** start of INPUT ROWS **

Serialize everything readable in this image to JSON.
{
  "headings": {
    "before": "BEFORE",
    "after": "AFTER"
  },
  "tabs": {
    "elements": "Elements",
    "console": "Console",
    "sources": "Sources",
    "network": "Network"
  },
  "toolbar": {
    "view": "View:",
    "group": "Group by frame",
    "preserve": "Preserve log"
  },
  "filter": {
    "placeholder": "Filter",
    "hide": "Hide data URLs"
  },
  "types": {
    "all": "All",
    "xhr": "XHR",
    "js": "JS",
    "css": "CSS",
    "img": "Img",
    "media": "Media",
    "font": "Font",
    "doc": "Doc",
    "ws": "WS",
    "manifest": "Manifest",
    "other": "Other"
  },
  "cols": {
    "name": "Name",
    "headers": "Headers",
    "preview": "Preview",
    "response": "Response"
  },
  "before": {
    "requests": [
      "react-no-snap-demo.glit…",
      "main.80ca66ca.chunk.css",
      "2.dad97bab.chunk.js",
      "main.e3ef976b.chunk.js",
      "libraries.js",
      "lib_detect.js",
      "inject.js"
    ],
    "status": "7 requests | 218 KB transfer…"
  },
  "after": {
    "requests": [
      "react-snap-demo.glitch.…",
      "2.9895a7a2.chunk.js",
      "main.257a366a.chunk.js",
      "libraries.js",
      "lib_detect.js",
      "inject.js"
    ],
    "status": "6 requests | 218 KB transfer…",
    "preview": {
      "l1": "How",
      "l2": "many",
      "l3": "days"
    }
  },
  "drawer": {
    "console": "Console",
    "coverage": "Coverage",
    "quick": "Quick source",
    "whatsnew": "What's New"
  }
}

** end of INPUT ROWS **
** start of INPUT ROWS **

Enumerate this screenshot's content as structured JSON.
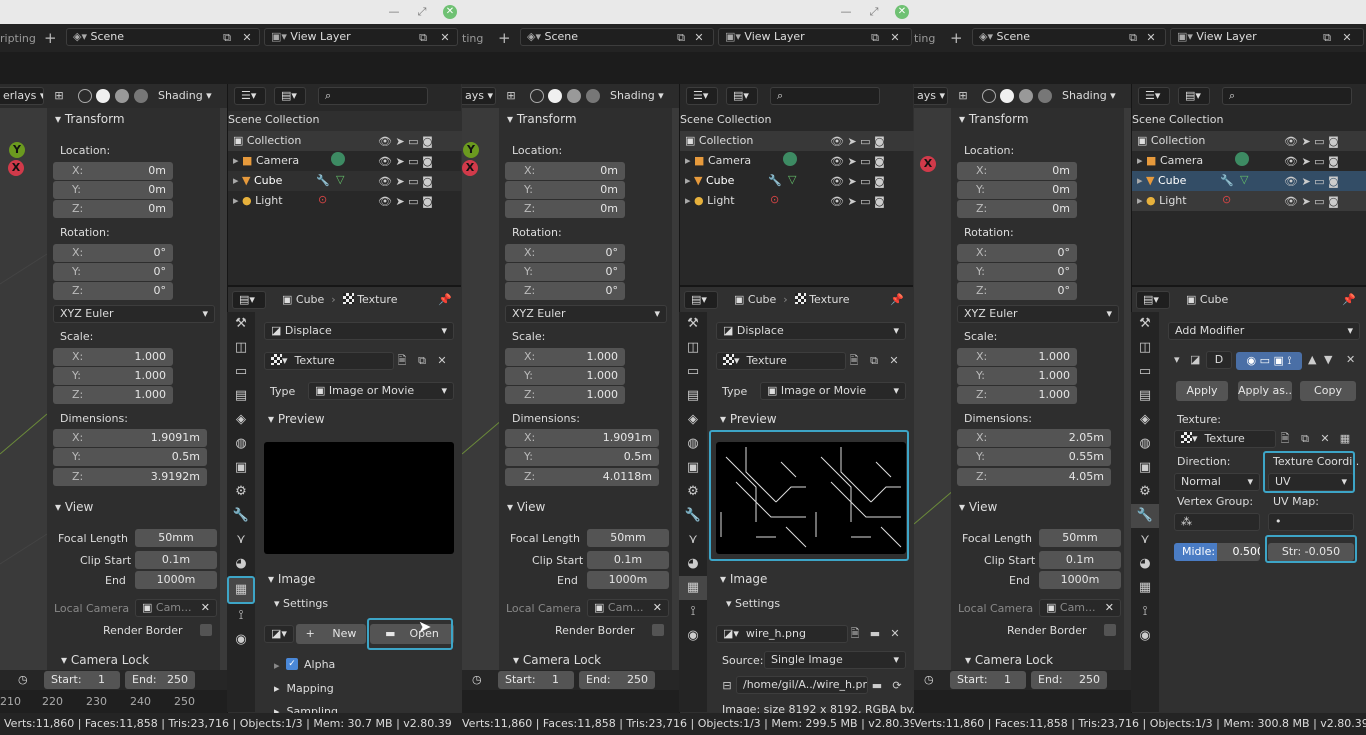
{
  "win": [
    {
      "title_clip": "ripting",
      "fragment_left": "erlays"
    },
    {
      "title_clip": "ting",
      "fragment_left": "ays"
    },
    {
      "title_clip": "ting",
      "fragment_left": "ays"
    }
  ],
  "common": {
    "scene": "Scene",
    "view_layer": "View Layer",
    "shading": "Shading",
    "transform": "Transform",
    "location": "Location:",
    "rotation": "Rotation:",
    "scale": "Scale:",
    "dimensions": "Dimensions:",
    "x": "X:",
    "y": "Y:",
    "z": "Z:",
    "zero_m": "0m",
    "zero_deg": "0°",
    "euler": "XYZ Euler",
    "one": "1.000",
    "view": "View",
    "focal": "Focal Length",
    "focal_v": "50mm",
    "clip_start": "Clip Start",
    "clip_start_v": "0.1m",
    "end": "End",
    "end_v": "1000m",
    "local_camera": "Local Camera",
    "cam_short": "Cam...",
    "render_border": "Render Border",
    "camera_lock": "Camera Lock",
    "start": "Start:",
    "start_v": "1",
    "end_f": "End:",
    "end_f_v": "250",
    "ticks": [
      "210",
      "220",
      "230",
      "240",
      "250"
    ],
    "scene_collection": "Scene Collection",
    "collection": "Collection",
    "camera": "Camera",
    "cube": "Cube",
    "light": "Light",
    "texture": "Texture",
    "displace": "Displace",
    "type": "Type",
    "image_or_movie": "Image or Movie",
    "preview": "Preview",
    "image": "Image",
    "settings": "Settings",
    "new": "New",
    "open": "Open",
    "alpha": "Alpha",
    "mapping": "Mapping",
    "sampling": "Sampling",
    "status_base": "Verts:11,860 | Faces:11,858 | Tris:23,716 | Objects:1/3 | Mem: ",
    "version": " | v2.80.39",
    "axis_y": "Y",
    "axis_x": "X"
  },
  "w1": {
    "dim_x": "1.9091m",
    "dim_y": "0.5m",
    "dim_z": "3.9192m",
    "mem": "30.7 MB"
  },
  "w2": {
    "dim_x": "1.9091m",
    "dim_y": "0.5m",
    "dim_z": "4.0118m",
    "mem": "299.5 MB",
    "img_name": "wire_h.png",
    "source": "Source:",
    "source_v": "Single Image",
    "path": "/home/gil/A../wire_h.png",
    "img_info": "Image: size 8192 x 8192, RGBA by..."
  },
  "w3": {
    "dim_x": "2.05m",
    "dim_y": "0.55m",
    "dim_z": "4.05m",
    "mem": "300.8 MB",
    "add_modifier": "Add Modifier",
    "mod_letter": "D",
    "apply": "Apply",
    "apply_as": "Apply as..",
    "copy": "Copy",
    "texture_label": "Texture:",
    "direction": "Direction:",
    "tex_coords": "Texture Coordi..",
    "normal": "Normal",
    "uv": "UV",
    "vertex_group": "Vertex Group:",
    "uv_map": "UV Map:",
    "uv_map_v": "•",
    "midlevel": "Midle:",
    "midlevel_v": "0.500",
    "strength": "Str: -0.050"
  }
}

** end of INPUT ROWS **
** start of INPUT ROWS **

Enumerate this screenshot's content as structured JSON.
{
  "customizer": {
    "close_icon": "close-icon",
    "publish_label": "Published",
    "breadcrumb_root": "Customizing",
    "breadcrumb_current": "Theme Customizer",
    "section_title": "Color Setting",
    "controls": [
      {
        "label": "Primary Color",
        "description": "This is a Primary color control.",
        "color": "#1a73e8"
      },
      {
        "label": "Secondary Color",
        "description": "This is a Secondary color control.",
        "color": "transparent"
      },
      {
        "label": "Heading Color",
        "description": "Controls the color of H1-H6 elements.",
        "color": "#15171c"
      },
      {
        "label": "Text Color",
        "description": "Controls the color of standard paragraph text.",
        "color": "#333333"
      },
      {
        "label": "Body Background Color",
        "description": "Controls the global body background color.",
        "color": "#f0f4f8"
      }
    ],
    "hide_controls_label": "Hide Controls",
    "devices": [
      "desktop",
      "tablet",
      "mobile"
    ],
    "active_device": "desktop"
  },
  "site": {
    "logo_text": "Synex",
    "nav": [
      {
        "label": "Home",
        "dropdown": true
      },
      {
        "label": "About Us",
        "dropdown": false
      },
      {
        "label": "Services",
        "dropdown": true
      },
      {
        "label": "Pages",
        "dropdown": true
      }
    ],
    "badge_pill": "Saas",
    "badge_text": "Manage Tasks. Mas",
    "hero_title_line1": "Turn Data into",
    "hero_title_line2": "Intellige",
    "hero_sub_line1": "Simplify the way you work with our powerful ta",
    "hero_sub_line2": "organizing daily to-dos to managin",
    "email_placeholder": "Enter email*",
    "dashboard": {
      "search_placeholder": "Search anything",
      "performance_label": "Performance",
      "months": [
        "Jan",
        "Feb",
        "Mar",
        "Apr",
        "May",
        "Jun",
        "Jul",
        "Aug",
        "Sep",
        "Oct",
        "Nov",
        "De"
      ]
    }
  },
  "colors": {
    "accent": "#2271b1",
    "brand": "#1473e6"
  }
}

** end of INPUT ROWS **

GIVEN INSTRUCTION :: Copy out all lines where the word "Secondary" appears.

COMPLETE OUTPUT ::
        "label": "Secondary Color",
        "description": "This is a Secondary color control.",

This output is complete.